Exercise brief: Go through the records and extract every line with the word "而荐之于权曰".

Material for the task:
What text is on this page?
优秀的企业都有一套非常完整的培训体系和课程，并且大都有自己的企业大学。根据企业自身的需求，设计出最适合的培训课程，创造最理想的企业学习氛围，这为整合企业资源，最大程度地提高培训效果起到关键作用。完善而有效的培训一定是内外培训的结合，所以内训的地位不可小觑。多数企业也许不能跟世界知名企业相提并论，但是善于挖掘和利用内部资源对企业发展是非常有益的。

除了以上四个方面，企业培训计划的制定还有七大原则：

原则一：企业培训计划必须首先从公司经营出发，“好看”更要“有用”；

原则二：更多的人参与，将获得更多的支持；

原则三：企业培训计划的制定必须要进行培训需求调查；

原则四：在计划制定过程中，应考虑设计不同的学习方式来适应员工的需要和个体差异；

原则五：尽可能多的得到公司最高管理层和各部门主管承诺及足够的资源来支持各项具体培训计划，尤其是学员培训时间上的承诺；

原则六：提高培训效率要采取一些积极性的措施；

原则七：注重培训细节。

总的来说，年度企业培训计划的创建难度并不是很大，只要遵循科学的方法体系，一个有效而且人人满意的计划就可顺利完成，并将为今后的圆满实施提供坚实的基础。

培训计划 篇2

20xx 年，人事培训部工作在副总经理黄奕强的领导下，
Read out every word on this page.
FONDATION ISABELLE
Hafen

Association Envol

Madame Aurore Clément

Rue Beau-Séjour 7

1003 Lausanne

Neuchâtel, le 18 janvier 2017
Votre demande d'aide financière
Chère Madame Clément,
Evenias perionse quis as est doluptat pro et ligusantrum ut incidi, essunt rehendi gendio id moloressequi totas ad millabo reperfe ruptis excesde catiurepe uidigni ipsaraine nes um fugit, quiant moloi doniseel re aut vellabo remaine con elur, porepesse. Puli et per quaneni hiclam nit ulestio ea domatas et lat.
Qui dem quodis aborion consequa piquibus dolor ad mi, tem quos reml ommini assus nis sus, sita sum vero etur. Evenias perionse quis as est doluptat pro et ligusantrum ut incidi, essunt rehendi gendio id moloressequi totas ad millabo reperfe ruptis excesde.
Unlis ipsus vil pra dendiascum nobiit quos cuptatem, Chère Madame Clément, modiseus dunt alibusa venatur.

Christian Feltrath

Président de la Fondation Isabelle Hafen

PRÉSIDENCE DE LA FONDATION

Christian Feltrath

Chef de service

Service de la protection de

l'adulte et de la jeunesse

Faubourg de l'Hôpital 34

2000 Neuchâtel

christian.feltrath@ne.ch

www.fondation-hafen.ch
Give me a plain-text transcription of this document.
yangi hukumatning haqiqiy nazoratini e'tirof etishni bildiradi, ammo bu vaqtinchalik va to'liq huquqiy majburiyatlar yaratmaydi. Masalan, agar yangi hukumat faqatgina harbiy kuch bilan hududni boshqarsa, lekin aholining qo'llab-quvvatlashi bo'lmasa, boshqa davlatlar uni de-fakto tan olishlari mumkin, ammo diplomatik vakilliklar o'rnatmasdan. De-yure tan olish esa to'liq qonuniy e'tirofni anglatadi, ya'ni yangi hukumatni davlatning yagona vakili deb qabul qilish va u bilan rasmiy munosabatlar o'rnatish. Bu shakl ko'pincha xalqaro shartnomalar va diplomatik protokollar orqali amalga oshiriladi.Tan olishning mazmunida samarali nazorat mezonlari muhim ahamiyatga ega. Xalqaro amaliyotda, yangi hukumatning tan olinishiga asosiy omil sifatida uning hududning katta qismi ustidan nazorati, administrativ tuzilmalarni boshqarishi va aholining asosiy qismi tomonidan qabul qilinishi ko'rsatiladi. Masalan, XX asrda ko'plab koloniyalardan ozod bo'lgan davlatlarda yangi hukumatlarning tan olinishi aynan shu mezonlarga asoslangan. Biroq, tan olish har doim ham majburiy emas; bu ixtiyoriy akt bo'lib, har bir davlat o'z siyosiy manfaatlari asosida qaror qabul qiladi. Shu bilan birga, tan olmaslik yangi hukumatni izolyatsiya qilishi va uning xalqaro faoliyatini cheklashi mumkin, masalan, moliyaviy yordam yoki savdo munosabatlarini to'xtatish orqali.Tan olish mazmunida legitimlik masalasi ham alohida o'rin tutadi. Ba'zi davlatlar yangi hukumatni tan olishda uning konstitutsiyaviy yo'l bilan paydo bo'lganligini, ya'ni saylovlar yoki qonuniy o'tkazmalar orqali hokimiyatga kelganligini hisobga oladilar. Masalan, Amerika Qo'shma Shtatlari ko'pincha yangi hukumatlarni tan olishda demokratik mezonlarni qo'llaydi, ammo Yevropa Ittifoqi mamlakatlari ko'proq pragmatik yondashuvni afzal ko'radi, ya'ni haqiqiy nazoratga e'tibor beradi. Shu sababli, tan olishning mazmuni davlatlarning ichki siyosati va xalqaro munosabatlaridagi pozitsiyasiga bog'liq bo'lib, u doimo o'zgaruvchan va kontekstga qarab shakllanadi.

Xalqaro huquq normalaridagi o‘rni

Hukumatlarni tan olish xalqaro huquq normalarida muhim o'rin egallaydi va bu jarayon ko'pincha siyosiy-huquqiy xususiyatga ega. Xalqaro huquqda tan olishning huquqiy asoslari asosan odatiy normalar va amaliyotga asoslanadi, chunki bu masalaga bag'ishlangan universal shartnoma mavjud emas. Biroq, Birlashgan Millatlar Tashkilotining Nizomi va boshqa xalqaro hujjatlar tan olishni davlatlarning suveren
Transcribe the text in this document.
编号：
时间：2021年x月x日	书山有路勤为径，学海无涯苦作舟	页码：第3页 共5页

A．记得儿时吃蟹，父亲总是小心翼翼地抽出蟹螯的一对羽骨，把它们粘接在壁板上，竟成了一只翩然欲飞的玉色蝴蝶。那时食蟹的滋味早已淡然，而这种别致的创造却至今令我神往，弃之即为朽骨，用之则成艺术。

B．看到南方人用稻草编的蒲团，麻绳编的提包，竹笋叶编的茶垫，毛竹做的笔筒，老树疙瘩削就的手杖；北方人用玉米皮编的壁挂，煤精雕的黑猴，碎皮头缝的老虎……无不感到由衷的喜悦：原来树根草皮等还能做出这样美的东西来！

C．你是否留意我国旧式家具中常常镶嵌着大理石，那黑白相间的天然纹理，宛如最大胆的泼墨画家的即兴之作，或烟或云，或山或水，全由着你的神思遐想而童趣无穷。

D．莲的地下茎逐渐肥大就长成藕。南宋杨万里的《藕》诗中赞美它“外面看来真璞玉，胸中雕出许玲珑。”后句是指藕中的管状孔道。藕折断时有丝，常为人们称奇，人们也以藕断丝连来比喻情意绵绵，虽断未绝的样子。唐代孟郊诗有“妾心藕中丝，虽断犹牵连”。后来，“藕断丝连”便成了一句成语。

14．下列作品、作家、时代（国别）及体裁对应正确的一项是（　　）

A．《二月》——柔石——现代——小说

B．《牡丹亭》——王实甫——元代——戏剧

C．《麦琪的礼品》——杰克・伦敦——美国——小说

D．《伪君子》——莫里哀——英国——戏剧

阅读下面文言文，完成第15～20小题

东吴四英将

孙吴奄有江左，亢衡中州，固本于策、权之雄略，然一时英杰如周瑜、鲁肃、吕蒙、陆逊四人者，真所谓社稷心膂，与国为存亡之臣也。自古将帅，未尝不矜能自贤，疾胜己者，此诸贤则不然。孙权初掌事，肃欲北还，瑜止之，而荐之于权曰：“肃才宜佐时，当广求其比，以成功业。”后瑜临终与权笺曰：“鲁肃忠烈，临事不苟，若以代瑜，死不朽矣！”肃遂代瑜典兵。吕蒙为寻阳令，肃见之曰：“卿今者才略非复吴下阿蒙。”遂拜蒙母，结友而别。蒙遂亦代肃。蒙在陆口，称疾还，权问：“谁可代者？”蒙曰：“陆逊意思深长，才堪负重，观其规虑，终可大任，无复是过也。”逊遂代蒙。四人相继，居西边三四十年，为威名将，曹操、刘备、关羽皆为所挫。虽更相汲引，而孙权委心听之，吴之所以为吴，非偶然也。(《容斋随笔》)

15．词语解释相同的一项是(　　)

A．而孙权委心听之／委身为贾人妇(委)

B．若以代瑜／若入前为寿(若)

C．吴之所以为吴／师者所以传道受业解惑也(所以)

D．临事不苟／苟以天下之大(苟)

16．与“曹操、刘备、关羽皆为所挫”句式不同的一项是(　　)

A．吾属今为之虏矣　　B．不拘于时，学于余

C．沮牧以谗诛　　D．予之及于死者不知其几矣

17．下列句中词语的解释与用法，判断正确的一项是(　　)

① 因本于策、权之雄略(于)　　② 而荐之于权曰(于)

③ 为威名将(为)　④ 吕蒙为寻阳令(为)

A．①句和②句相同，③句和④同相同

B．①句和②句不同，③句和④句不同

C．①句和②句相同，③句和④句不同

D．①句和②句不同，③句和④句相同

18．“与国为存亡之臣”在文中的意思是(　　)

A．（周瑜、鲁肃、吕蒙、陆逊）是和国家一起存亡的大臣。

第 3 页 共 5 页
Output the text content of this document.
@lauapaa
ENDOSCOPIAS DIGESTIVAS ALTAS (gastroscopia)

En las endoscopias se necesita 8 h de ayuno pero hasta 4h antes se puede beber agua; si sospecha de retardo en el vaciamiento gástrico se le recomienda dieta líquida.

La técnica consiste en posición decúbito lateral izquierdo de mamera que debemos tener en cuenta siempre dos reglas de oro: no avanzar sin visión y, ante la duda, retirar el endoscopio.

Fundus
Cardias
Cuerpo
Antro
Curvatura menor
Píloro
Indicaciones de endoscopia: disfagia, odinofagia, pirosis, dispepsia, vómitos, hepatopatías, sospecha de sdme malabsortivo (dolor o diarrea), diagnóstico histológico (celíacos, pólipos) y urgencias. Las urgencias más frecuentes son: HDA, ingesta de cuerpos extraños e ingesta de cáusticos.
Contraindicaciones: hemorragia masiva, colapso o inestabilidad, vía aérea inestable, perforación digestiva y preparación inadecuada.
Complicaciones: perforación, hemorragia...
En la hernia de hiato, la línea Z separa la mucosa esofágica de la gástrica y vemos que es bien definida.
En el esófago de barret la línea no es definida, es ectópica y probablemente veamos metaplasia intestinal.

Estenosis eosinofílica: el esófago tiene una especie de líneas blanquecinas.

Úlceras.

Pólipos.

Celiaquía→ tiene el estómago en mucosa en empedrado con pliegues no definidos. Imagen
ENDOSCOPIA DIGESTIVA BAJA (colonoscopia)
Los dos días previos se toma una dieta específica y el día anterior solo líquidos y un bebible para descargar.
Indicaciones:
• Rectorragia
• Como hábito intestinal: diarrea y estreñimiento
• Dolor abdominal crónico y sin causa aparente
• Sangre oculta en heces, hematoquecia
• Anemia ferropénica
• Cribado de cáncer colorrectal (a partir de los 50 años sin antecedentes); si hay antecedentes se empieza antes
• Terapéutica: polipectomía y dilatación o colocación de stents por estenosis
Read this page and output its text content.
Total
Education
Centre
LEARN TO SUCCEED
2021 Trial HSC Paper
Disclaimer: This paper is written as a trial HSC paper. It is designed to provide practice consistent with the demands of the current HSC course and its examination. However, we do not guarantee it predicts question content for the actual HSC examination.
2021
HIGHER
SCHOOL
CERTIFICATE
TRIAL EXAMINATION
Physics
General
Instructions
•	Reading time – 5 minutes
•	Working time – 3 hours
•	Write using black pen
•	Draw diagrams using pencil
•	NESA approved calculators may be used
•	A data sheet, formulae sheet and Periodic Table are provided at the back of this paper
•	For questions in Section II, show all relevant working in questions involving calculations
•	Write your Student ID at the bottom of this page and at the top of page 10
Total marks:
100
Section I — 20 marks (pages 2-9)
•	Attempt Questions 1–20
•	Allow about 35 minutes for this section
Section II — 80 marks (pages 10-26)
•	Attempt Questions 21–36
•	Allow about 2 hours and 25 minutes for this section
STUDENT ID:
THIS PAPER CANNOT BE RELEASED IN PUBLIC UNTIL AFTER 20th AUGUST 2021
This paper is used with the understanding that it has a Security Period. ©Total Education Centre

Answer below:
孙吴奄有江左，亢衡中州，固本于策、权之雄略，然一时英杰如周瑜、鲁肃、吕蒙、陆逊四人者，真所谓社稷心膂，与国为存亡之臣也。自古将帅，未尝不矜能自贤，疾胜己者，此诸贤则不然。孙权初掌事，肃欲北还，瑜止之，而荐之于权曰：“肃才宜佐时，当广求其比，以成功业。”后瑜临终与权笺曰：“鲁肃忠烈，临事不苟，若以代瑜，死不朽矣！”肃遂代瑜典兵。吕蒙为寻阳令，肃见之曰：“卿今者才略非复吴下阿蒙。”遂拜蒙母，结友而别。蒙遂亦代肃。蒙在陆口，称疾还，权问：“谁可代者？”蒙曰：“陆逊意思深长，才堪负重，观其规虑，终可大任，无复是过也。”逊遂代蒙。四人相继，居西边三四十年，为威名将，曹操、刘备、关羽皆为所挫。虽更相汲引，而孙权委心听之，吴之所以为吴，非偶然也。(《容斋随笔》)
① 因本于策、权之雄略(于)　　② 而荐之于权曰(于)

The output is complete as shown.